* Work required
Output the records exactly. Include every line.
** START Entries **
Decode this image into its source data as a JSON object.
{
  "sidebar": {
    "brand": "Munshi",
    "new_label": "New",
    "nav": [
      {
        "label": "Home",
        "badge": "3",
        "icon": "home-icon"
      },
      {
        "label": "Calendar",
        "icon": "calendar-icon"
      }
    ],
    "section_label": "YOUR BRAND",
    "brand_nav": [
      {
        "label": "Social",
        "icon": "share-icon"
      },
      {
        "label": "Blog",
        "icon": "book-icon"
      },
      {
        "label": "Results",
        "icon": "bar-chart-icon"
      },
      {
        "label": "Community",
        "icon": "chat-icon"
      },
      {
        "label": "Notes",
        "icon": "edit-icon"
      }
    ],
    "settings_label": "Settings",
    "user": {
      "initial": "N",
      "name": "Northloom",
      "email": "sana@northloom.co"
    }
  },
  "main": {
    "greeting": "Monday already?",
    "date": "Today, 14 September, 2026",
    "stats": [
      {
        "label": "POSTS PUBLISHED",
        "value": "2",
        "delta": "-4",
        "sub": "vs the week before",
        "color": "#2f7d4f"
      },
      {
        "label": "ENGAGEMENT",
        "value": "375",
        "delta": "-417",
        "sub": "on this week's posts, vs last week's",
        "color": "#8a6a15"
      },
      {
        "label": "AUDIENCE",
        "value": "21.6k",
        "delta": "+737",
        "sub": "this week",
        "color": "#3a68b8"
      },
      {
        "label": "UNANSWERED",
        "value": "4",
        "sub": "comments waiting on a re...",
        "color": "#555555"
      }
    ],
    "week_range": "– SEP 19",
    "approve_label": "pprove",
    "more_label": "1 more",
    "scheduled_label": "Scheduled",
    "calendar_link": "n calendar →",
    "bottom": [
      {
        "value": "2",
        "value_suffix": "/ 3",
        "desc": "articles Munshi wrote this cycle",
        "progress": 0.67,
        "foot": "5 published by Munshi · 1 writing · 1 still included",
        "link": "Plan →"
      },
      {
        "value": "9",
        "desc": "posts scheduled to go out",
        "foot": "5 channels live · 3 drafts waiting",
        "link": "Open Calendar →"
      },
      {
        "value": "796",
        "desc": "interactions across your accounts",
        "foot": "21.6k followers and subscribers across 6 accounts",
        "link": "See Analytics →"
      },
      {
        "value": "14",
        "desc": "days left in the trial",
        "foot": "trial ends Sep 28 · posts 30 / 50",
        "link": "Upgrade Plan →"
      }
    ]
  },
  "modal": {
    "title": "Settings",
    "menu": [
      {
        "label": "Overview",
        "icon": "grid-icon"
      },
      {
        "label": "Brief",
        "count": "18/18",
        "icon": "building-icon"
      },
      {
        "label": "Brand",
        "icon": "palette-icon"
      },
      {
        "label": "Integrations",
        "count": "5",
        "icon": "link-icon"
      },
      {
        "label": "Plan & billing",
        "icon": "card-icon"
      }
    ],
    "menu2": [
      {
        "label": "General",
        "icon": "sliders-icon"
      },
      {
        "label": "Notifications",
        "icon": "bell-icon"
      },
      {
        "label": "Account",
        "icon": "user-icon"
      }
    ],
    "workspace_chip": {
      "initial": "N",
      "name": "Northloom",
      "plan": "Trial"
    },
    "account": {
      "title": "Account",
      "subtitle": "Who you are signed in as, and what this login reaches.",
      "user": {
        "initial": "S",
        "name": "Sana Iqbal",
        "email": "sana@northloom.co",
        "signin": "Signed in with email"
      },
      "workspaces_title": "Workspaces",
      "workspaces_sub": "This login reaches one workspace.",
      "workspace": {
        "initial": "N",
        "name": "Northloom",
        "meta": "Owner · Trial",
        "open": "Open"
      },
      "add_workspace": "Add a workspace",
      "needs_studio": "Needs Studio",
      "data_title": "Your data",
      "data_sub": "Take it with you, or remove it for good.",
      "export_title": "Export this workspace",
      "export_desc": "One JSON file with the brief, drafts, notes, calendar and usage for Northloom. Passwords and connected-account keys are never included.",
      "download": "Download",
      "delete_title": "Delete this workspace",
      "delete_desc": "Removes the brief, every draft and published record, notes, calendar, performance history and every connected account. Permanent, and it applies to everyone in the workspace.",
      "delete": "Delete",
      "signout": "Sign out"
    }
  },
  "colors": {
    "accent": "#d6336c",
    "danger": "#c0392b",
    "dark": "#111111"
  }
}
** END Entries **
* Right answer
Decode this image into its source data as a JSON object.
{
  "sidebar": {
    "brand": "Munshi",
    "new_label": "New",
    "nav": [
      {
        "label": "Home",
        "badge": "3",
        "icon": "home-icon"
      },
      {
        "label": "Calendar",
        "icon": "calendar-icon"
      }
    ],
    "section_label": "YOUR BRAND",
    "brand_nav": [
      {
        "label": "Social",
        "icon": "share-icon"
      },
      {
        "label": "Blog",
        "icon": "book-icon"
      },
      {
        "label": "Results",
        "icon": "bar-chart-icon"
      },
      {
        "label": "Community",
        "icon": "chat-icon"
      },
      {
        "label": "Notes",
        "icon": "edit-icon"
      }
    ],
    "settings_label": "Settings",
    "user": {
      "initial": "N",
      "name": "Northloom",
      "email": "sana@northloom.co"
    }
  },
  "main": {
    "greeting": "Monday already?",
    "date": "Today, 14 September, 2026",
    "stats": [
      {
        "label": "POSTS PUBLISHED",
        "value": "2",
        "delta": "-4",
        "sub": "vs the week before",
        "color": "#2f7d4f"
      },
      {
        "label": "ENGAGEMENT",
        "value": "375",
        "delta": "-417",
        "sub": "on this week's posts, vs last week's",
        "color": "#8a6a15"
      },
      {
        "label": "AUDIENCE",
        "value": "21.6k",
        "delta": "+737",
        "sub": "this week",
        "color": "#3a68b8"
      },
      {
        "label": "UNANSWERED",
        "value": "4",
        "sub": "comments waiting on a re...",
        "color": "#555555"
      }
    ],
    "week_range": "– SEP 19",
    "approve_label": "pprove",
    "more_label": "1 more",
    "scheduled_label": "Scheduled",
    "calendar_link": "n calendar →",
    "bottom": [
      {
        "value": "2",
        "value_suffix": "/ 3",
        "desc": "articles Munshi wrote this cycle",
        "progress": 0.67,
        "foot": "5 published by Munshi · 1 writing · 1 still included",
        "link": "Plan →"
      },
      {
        "value": "9",
        "desc": "posts scheduled to go out",
        "foot": "5 channels live · 3 drafts waiting",
        "link": "Open Calendar →"
      },
      {
        "value": "796",
        "desc": "interactions across your accounts",
        "foot": "21.6k followers and subscribers across 6 accounts",
        "link": "See Analytics →"
      },
      {
        "value": "14",
        "desc": "days left in the trial",
        "foot": "trial ends Sep 28 · posts 30 / 50",
        "link": "Upgrade Plan →"
      }
    ]
  },
  "modal": {
    "title": "Settings",
    "menu": [
      {
        "label": "Overview",
        "icon": "grid-icon"
      },
      {
        "label": "Brief",
        "count": "18/18",
        "icon": "building-icon"
      },
      {
        "label": "Brand",
        "icon": "palette-icon"
      },
      {
        "label": "Integrations",
        "count": "5",
        "icon": "link-icon"
      },
      {
        "label": "Plan & billing",
        "icon": "card-icon"
      }
    ],
    "menu2": [
      {
        "label": "General",
        "icon": "sliders-icon"
      },
      {
        "label": "Notifications",
        "icon": "bell-icon"
      },
      {
        "label": "Account",
        "icon": "user-icon"
      }
    ],
    "workspace_chip": {
      "initial": "N",
      "name": "Northloom",
      "plan": "Trial"
    },
    "account": {
      "title": "Account",
      "subtitle": "Who you are signed in as, and what this login reaches.",
      "user": {
        "initial": "S",
        "name": "Sana Iqbal",
        "email": "sana@northloom.co",
        "signin": "Signed in with email"
      },
      "workspaces_title": "Workspaces",
      "workspaces_sub": "This login reaches one workspace.",
      "workspace": {
        "initial": "N",
        "name": "Northloom",
        "meta": "Owner · Trial",
        "open": "Open"
      },
      "add_workspace": "Add a workspace",
      "needs_studio": "Needs Studio",
      "data_title": "Your data",
      "data_sub": "Take it with you, or remove it for good.",
      "export_title": "Export this workspace",
      "export_desc": "One JSON file with the brief, drafts, notes, calendar and usage for Northloom. Passwords and connected-account keys are never included.",
      "download": "Download",
      "delete_title": "Delete this workspace",
      "delete_desc": "Removes the brief, every draft and published record, notes, calendar, performance history and every connected account. Permanent, and it applies to everyone in the workspace.",
      "delete": "Delete",
      "signout": "Sign out"
    }
  },
  "colors": {
    "accent": "#d6336c",
    "danger": "#c0392b",
    "dark": "#111111"
  }
}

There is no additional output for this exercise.